> Task goal: Exactly as given, repeat all of the entries.

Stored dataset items
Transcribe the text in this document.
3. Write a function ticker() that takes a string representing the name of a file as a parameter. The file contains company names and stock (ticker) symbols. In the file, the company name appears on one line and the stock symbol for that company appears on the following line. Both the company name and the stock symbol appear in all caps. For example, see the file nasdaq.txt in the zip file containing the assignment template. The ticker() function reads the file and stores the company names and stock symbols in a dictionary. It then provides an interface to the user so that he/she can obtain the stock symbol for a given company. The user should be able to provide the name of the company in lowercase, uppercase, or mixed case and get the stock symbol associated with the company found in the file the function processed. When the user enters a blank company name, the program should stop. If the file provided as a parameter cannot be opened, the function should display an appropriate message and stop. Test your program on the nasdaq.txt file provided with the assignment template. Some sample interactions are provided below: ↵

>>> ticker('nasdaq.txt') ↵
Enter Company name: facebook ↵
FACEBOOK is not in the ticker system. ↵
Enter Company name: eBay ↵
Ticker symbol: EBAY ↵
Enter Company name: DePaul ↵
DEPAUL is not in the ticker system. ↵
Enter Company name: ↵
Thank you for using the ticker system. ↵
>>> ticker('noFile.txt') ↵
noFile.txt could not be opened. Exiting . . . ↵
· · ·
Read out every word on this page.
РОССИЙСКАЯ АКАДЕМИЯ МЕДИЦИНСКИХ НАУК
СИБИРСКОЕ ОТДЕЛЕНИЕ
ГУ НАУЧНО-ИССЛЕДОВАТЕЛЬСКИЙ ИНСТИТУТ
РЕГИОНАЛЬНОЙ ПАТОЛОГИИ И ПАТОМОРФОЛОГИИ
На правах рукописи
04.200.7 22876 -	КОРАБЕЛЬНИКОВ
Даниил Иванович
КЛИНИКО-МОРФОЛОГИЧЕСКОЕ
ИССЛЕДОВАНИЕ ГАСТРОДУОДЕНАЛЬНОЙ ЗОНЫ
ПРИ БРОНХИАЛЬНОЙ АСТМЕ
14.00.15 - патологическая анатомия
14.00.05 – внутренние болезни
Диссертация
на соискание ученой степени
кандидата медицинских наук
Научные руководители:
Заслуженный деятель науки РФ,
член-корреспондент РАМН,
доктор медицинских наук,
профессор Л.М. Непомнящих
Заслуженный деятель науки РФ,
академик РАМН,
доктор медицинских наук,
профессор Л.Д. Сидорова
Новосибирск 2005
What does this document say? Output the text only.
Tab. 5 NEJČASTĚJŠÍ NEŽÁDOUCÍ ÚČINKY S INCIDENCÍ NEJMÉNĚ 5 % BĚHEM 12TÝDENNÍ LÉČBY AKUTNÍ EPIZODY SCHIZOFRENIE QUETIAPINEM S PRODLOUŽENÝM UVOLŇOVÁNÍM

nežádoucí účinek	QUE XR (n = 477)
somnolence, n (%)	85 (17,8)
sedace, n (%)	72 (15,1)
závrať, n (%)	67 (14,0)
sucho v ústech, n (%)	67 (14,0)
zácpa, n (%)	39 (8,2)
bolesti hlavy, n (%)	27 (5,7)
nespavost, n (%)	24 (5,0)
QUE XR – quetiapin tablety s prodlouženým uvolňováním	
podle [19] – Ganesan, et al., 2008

> Solved problem:
Transcribe the text in this document.
3. Write a function ticker() that takes a string representing the name of a file as a parameter. The file contains company names and stock (ticker) symbols. In the file, the company name appears on one line and the stock symbol for that company appears on the following line. Both the company name and the stock symbol appear in all caps. For example, see the file nasdaq.txt in the zip file containing the assignment template. The ticker() function reads the file and stores the company names and stock symbols in a dictionary. It then provides an interface to the user so that he/she can obtain the stock symbol for a given company. The user should be able to provide the name of the company in lowercase, uppercase, or mixed case and get the stock symbol associated with the company found in the file the function processed. When the user enters a blank company name, the program should stop. If the file provided as a parameter cannot be opened, the function should display an appropriate message and stop. Test your program on the nasdaq.txt file provided with the assignment template. Some sample interactions are provided below: ↵

>>> ticker('nasdaq.txt') ↵
Enter Company name: facebook ↵
FACEBOOK is not in the ticker system. ↵
Enter Company name: eBay ↵
Ticker symbol: EBAY ↵
Enter Company name: DePaul ↵
DEPAUL is not in the ticker system. ↵
Enter Company name: ↵
Thank you for using the ticker system. ↵
>>> ticker('noFile.txt') ↵
noFile.txt could not be opened. Exiting . . . ↵
· · ·
Read out every word on this page.
РОССИЙСКАЯ АКАДЕМИЯ МЕДИЦИНСКИХ НАУК
СИБИРСКОЕ ОТДЕЛЕНИЕ
ГУ НАУЧНО-ИССЛЕДОВАТЕЛЬСКИЙ ИНСТИТУТ
РЕГИОНАЛЬНОЙ ПАТОЛОГИИ И ПАТОМОРФОЛОГИИ
На правах рукописи
04.200.7 22876 -	КОРАБЕЛЬНИКОВ
Даниил Иванович
КЛИНИКО-МОРФОЛОГИЧЕСКОЕ
ИССЛЕДОВАНИЕ ГАСТРОДУОДЕНАЛЬНОЙ ЗОНЫ
ПРИ БРОНХИАЛЬНОЙ АСТМЕ
14.00.15 - патологическая анатомия
14.00.05 – внутренние болезни
Диссертация
на соискание ученой степени
кандидата медицинских наук
Научные руководители:
Заслуженный деятель науки РФ,
член-корреспондент РАМН,
доктор медицинских наук,
профессор Л.М. Непомнящих
Заслуженный деятель науки РФ,
академик РАМН,
доктор медицинских наук,
профессор Л.Д. Сидорова
Новосибирск 2005
What does this document say? Output the text only.
Tab. 5 NEJČASTĚJŠÍ NEŽÁDOUCÍ ÚČINKY S INCIDENCÍ NEJMÉNĚ 5 % BĚHEM 12TÝDENNÍ LÉČBY AKUTNÍ EPIZODY SCHIZOFRENIE QUETIAPINEM S PRODLOUŽENÝM UVOLŇOVÁNÍM

nežádoucí účinek	QUE XR (n = 477)
somnolence, n (%)	85 (17,8)
sedace, n (%)	72 (15,1)
závrať, n (%)	67 (14,0)
sucho v ústech, n (%)	67 (14,0)
zácpa, n (%)	39 (8,2)
bolesti hlavy, n (%)	27 (5,7)
nespavost, n (%)	24 (5,0)
QUE XR – quetiapin tablety s prodlouženým uvolňováním	
podle [19] – Ganesan, et al., 2008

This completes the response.